--- Supplied records ---
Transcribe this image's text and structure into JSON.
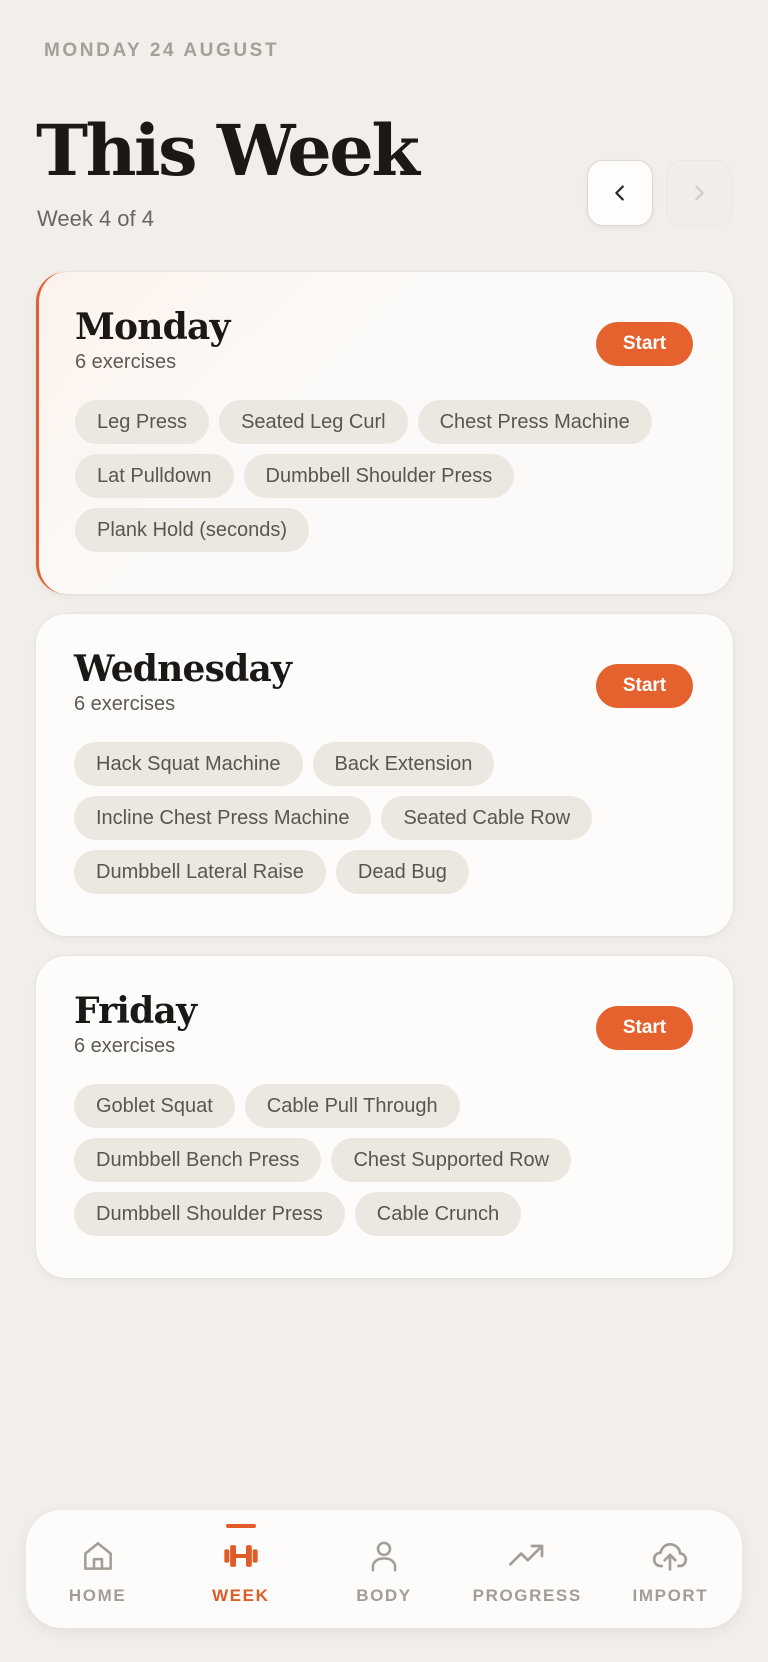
{
  "header": {
    "date": "MONDAY 24 AUGUST",
    "title": "This Week",
    "subtitle": "Week 4 of 4",
    "prev_icon": "chevron-left-icon",
    "next_icon": "chevron-right-icon"
  },
  "days": [
    {
      "name": "Monday",
      "count": "6 exercises",
      "start_label": "Start",
      "exercises": [
        "Leg Press",
        "Seated Leg Curl",
        "Chest Press Machine",
        "Lat Pulldown",
        "Dumbbell Shoulder Press",
        "Plank Hold (seconds)"
      ]
    },
    {
      "name": "Wednesday",
      "count": "6 exercises",
      "start_label": "Start",
      "exercises": [
        "Hack Squat Machine",
        "Back Extension",
        "Incline Chest Press Machine",
        "Seated Cable Row",
        "Dumbbell Lateral Raise",
        "Dead Bug"
      ]
    },
    {
      "name": "Friday",
      "count": "6 exercises",
      "start_label": "Start",
      "exercises": [
        "Goblet Squat",
        "Cable Pull Through",
        "Dumbbell Bench Press",
        "Chest Supported Row",
        "Dumbbell Shoulder Press",
        "Cable Crunch"
      ]
    }
  ],
  "tabs": [
    {
      "label": "HOME",
      "icon": "home-icon"
    },
    {
      "label": "WEEK",
      "icon": "dumbbell-icon"
    },
    {
      "label": "BODY",
      "icon": "person-icon"
    },
    {
      "label": "PROGRESS",
      "icon": "trend-up-icon"
    },
    {
      "label": "IMPORT",
      "icon": "cloud-upload-icon"
    }
  ],
  "colors": {
    "accent": "#e5622f",
    "background": "#f2efeb",
    "chip": "#ece7e0"
  }
}
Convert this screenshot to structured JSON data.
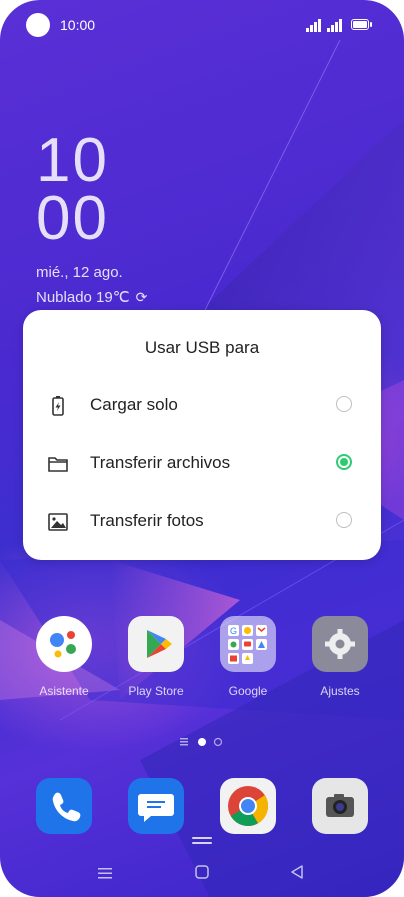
{
  "status": {
    "time": "10:00"
  },
  "lock": {
    "clock_hours": "10",
    "clock_minutes": "00",
    "date": "mié., 12 ago.",
    "weather": "Nublado 19℃"
  },
  "dialog": {
    "title": "Usar USB para",
    "options": [
      {
        "label": "Cargar solo",
        "icon": "battery-charging-icon",
        "selected": false
      },
      {
        "label": "Transferir archivos",
        "icon": "folder-icon",
        "selected": true
      },
      {
        "label": "Transferir fotos",
        "icon": "image-icon",
        "selected": false
      }
    ]
  },
  "apps": [
    {
      "label": "Asistente",
      "icon": "assistant-icon"
    },
    {
      "label": "Play Store",
      "icon": "play-store-icon"
    },
    {
      "label": "Google",
      "icon": "google-folder-icon"
    },
    {
      "label": "Ajustes",
      "icon": "settings-gear-icon"
    }
  ],
  "dock": [
    {
      "icon": "phone-icon"
    },
    {
      "icon": "messages-icon"
    },
    {
      "icon": "chrome-icon"
    },
    {
      "icon": "camera-icon"
    }
  ],
  "colors": {
    "accent_radio": "#2ecc71",
    "wallpaper": "#4a2ad0"
  }
}
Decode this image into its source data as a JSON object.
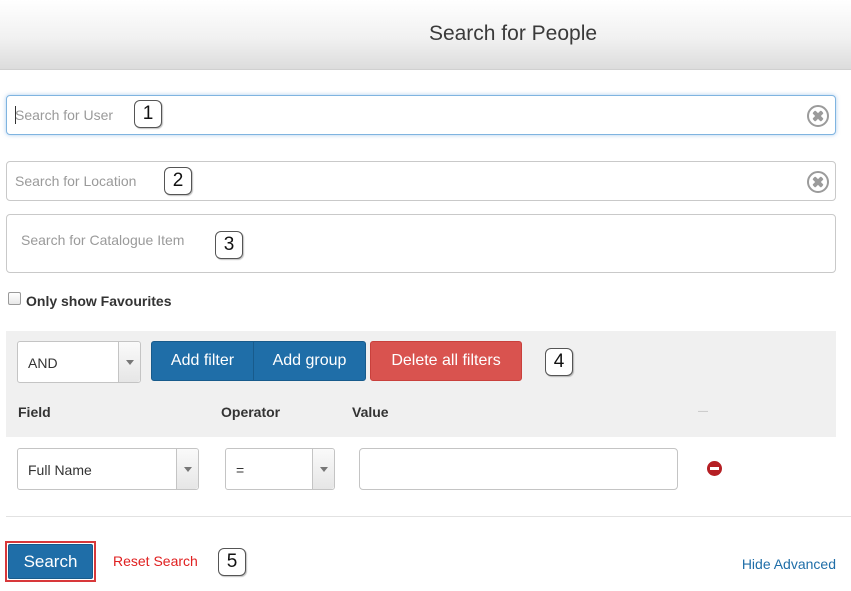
{
  "header": {
    "title": "Search for People"
  },
  "search_user": {
    "placeholder": "Search for User",
    "callout": "1"
  },
  "search_location": {
    "placeholder": "Search for Location",
    "callout": "2"
  },
  "search_catalogue": {
    "placeholder": "Search for Catalogue Item",
    "callout": "3"
  },
  "favourites": {
    "label": "Only show Favourites",
    "checked": false
  },
  "filters": {
    "logic_value": "AND",
    "add_filter_label": "Add filter",
    "add_group_label": "Add group",
    "delete_all_label": "Delete all filters",
    "callout": "4",
    "columns": {
      "field": "Field",
      "operator": "Operator",
      "value": "Value"
    },
    "row": {
      "field": "Full Name",
      "operator": "=",
      "value": ""
    }
  },
  "footer": {
    "search_label": "Search",
    "reset_label": "Reset Search",
    "callout": "5",
    "hide_advanced_label": "Hide Advanced"
  },
  "colors": {
    "primary_blue": "#1f6ea8",
    "danger_red": "#d9534f",
    "link_red": "#e02020",
    "highlight_outline": "#d8383a"
  }
}
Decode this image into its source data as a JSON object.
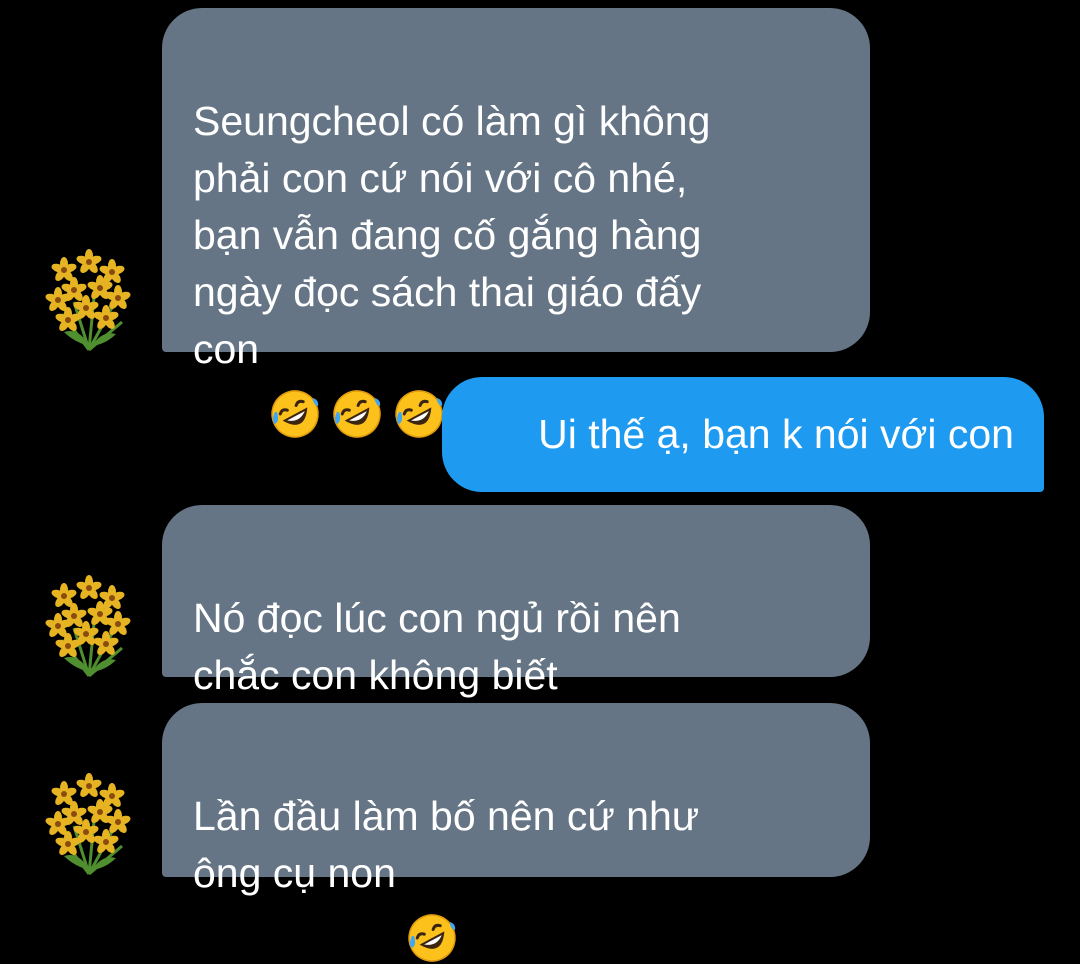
{
  "colors": {
    "incoming_bubble": "#657585",
    "outgoing_bubble": "#1e9bf0",
    "background": "#000000",
    "avatar_flower": "#e6b422",
    "avatar_leaf": "#4f8f2f"
  },
  "contact": {
    "avatar_icon": "yellow-flower-bouquet-icon"
  },
  "messages": [
    {
      "sender": "contact",
      "text": "Seungcheol có làm gì không\nphải con cứ nói với cô nhé,\nbạn vẫn đang cố gắng hàng\nngày đọc sách thai giáo đấy\ncon",
      "emoji": "rolling-on-floor-laughing-icon",
      "emoji_count": 3
    },
    {
      "sender": "me",
      "text": "Ui thế ạ, bạn k nói với con"
    },
    {
      "sender": "contact",
      "text": "Nó đọc lúc con ngủ rồi nên\nchắc con không biết"
    },
    {
      "sender": "contact",
      "text": "Lần đầu làm bố nên cứ như\nông cụ non",
      "emoji": "rolling-on-floor-laughing-icon",
      "emoji_count": 1
    }
  ]
}
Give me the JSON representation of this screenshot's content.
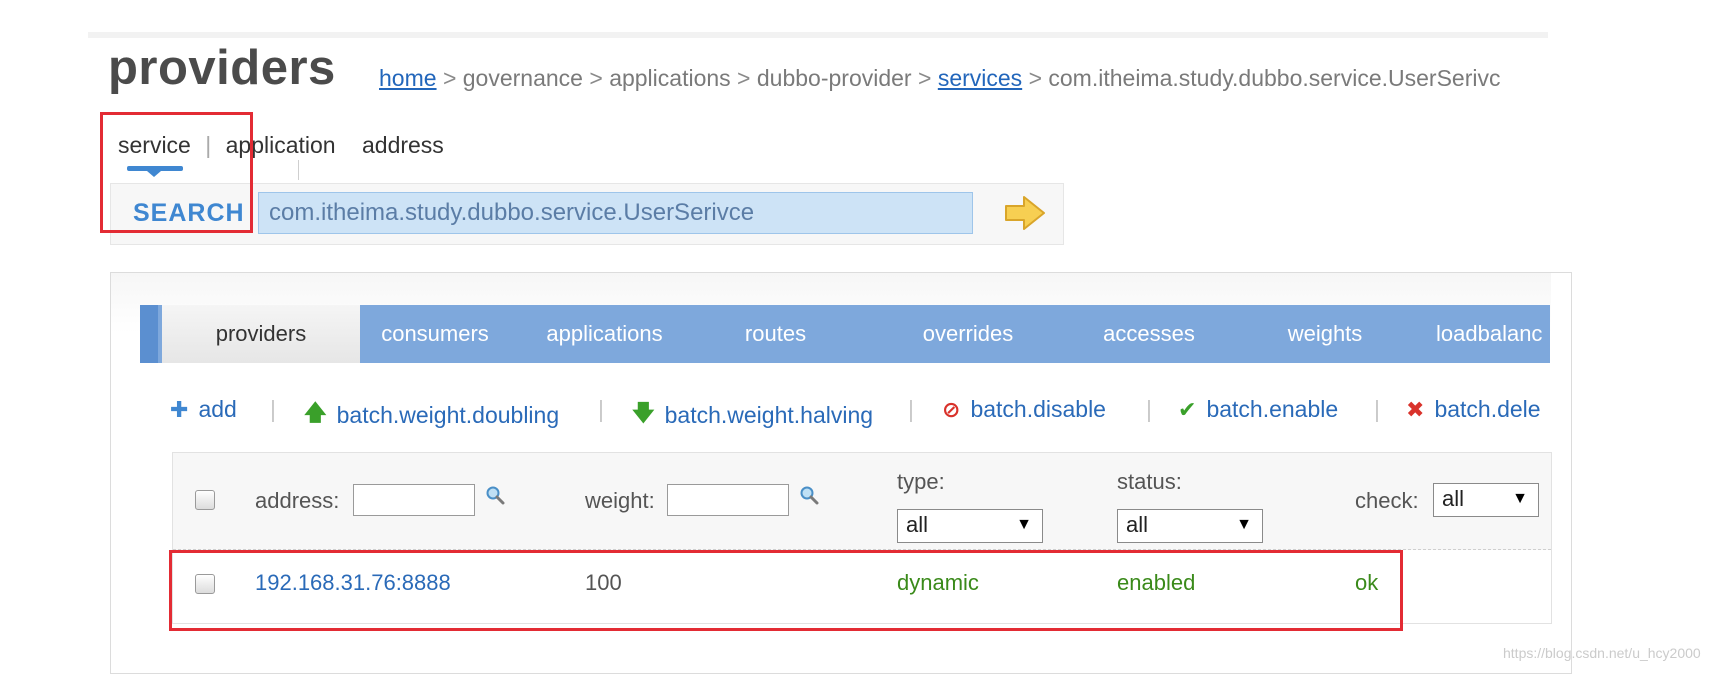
{
  "page": {
    "title": "providers",
    "breadcrumb": {
      "home": "home",
      "governance": "governance",
      "applications": "applications",
      "provider": "dubbo-provider",
      "services": "services",
      "service_name": "com.itheima.study.dubbo.service.UserSerivc",
      "separator": ">"
    }
  },
  "search": {
    "tabs": [
      "service",
      "application",
      "address"
    ],
    "label": "SEARCH",
    "value": "com.itheima.study.dubbo.service.UserSerivce"
  },
  "tabs": [
    "providers",
    "consumers",
    "applications",
    "routes",
    "overrides",
    "accesses",
    "weights",
    "loadbalanc"
  ],
  "toolbar": {
    "add": "add",
    "weight_doubling": "batch.weight.doubling",
    "weight_halving": "batch.weight.halving",
    "disable": "batch.disable",
    "enable": "batch.enable",
    "delete": "batch.dele",
    "separator": "|"
  },
  "table": {
    "filters": {
      "address_label": "address:",
      "weight_label": "weight:",
      "type_label": "type:",
      "type_value": "all",
      "status_label": "status:",
      "status_value": "all",
      "check_label": "check:",
      "check_value": "all"
    },
    "rows": [
      {
        "address": "192.168.31.76:8888",
        "weight": "100",
        "type": "dynamic",
        "status": "enabled",
        "check": "ok"
      }
    ]
  },
  "watermark": "https://blog.csdn.net/u_hcy2000",
  "colors": {
    "accent": "#3f87d1",
    "tab_strip": "#7ea8dc",
    "link": "#2a6ab8",
    "green_text": "#3a8a1a",
    "highlight": "#e32b34"
  }
}
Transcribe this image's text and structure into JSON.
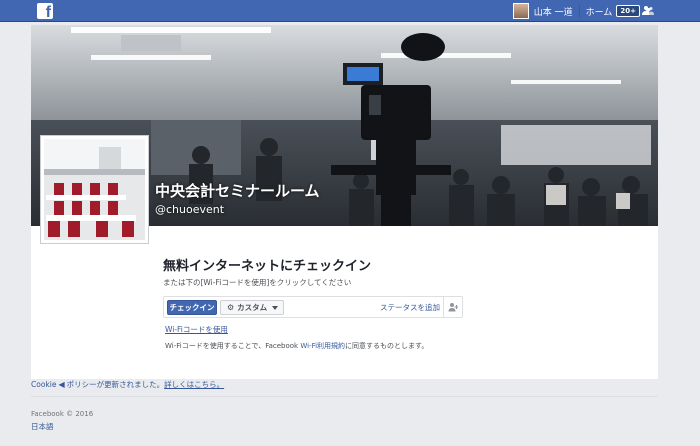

--- Required task ---
Except for the pictures, reproduce every line exactly.

--- Result for this task ---
Transcribe this image's text and structure into JSON.
{
  "header": {
    "date": "MONDAY 24 AUGUST",
    "title": "This Week",
    "subtitle": "Week 4 of 4",
    "prev_icon": "chevron-left-icon",
    "next_icon": "chevron-right-icon"
  },
  "days": [
    {
      "name": "Monday",
      "count": "6 exercises",
      "start_label": "Start",
      "exercises": [
        "Leg Press",
        "Seated Leg Curl",
        "Chest Press Machine",
        "Lat Pulldown",
        "Dumbbell Shoulder Press",
        "Plank Hold (seconds)"
      ]
    },
    {
      "name": "Wednesday",
      "count": "6 exercises",
      "start_label": "Start",
      "exercises": [
        "Hack Squat Machine",
        "Back Extension",
        "Incline Chest Press Machine",
        "Seated Cable Row",
        "Dumbbell Lateral Raise",
        "Dead Bug"
      ]
    },
    {
      "name": "Friday",
      "count": "6 exercises",
      "start_label": "Start",
      "exercises": [
        "Goblet Squat",
        "Cable Pull Through",
        "Dumbbell Bench Press",
        "Chest Supported Row",
        "Dumbbell Shoulder Press",
        "Cable Crunch"
      ]
    }
  ],
  "tabs": [
    {
      "label": "HOME",
      "icon": "home-icon"
    },
    {
      "label": "WEEK",
      "icon": "dumbbell-icon"
    },
    {
      "label": "BODY",
      "icon": "person-icon"
    },
    {
      "label": "PROGRESS",
      "icon": "trend-up-icon"
    },
    {
      "label": "IMPORT",
      "icon": "cloud-upload-icon"
    }
  ],
  "colors": {
    "accent": "#e5622f",
    "background": "#f2efeb",
    "chip": "#ece7e0"
  }
}
Convert this screenshot to structured JSON data.
{
  "status": {
    "time": "10:00"
  },
  "lock": {
    "clock_hours": "10",
    "clock_minutes": "00",
    "date": "mié., 12 ago.",
    "weather": "Nublado 19℃"
  },
  "dialog": {
    "title": "Usar USB para",
    "options": [
      {
        "label": "Cargar solo",
        "icon": "battery-charging-icon",
        "selected": false
      },
      {
        "label": "Transferir archivos",
        "icon": "folder-icon",
        "selected": true
      },
      {
        "label": "Transferir fotos",
        "icon": "image-icon",
        "selected": false
      }
    ]
  },
  "apps": [
    {
      "label": "Asistente",
      "icon": "assistant-icon"
    },
    {
      "label": "Play Store",
      "icon": "play-store-icon"
    },
    {
      "label": "Google",
      "icon": "google-folder-icon"
    },
    {
      "label": "Ajustes",
      "icon": "settings-gear-icon"
    }
  ],
  "dock": [
    {
      "icon": "phone-icon"
    },
    {
      "icon": "messages-icon"
    },
    {
      "icon": "chrome-icon"
    },
    {
      "icon": "camera-icon"
    }
  ],
  "colors": {
    "accent_radio": "#2ecc71",
    "wallpaper": "#4a2ad0"
  }
}
Decode this image into its source data as a JSON object.
{
  "header": {
    "title": "Search for People"
  },
  "search_user": {
    "placeholder": "Search for User",
    "callout": "1"
  },
  "search_location": {
    "placeholder": "Search for Location",
    "callout": "2"
  },
  "search_catalogue": {
    "placeholder": "Search for Catalogue Item",
    "callout": "3"
  },
  "favourites": {
    "label": "Only show Favourites",
    "checked": false
  },
  "filters": {
    "logic_value": "AND",
    "add_filter_label": "Add filter",
    "add_group_label": "Add group",
    "delete_all_label": "Delete all filters",
    "callout": "4",
    "columns": {
      "field": "Field",
      "operator": "Operator",
      "value": "Value"
    },
    "row": {
      "field": "Full Name",
      "operator": "=",
      "value": ""
    }
  },
  "footer": {
    "search_label": "Search",
    "reset_label": "Reset Search",
    "callout": "5",
    "hide_advanced_label": "Hide Advanced"
  },
  "colors": {
    "primary_blue": "#1f6ea8",
    "danger_red": "#d9534f",
    "link_red": "#e02020",
    "highlight_outline": "#d8383a"
  }
}
Decode this image into its source data as a JSON object.
{
  "colors": {
    "incoming_bubble": "#657585",
    "outgoing_bubble": "#1e9bf0",
    "background": "#000000",
    "avatar_flower": "#e6b422",
    "avatar_leaf": "#4f8f2f"
  },
  "contact": {
    "avatar_icon": "yellow-flower-bouquet-icon"
  },
  "messages": [
    {
      "sender": "contact",
      "text": "Seungcheol có làm gì không\nphải con cứ nói với cô nhé,\nbạn vẫn đang cố gắng hàng\nngày đọc sách thai giáo đấy\ncon",
      "emoji": "rolling-on-floor-laughing-icon",
      "emoji_count": 3
    },
    {
      "sender": "me",
      "text": "Ui thế ạ, bạn k nói với con"
    },
    {
      "sender": "contact",
      "text": "Nó đọc lúc con ngủ rồi nên\nchắc con không biết"
    },
    {
      "sender": "contact",
      "text": "Lần đầu làm bố nên cứ như\nông cụ non",
      "emoji": "rolling-on-floor-laughing-icon",
      "emoji_count": 1
    }
  ]
}
Give me the JSON representation of this screenshot's content.
{
  "page": {
    "title": "providers",
    "breadcrumb": {
      "home": "home",
      "governance": "governance",
      "applications": "applications",
      "provider": "dubbo-provider",
      "services": "services",
      "service_name": "com.itheima.study.dubbo.service.UserSerivc",
      "separator": ">"
    }
  },
  "search": {
    "tabs": [
      "service",
      "application",
      "address"
    ],
    "label": "SEARCH",
    "value": "com.itheima.study.dubbo.service.UserSerivce"
  },
  "tabs": [
    "providers",
    "consumers",
    "applications",
    "routes",
    "overrides",
    "accesses",
    "weights",
    "loadbalanc"
  ],
  "toolbar": {
    "add": "add",
    "weight_doubling": "batch.weight.doubling",
    "weight_halving": "batch.weight.halving",
    "disable": "batch.disable",
    "enable": "batch.enable",
    "delete": "batch.dele",
    "separator": "|"
  },
  "table": {
    "filters": {
      "address_label": "address:",
      "weight_label": "weight:",
      "type_label": "type:",
      "type_value": "all",
      "status_label": "status:",
      "status_value": "all",
      "check_label": "check:",
      "check_value": "all"
    },
    "rows": [
      {
        "address": "192.168.31.76:8888",
        "weight": "100",
        "type": "dynamic",
        "status": "enabled",
        "check": "ok"
      }
    ]
  },
  "watermark": "https://blog.csdn.net/u_hcy2000",
  "colors": {
    "accent": "#3f87d1",
    "tab_strip": "#7ea8dc",
    "link": "#2a6ab8",
    "green_text": "#3a8a1a",
    "highlight": "#e32b34"
  }
}
Transcribe this image's text and structure into JSON.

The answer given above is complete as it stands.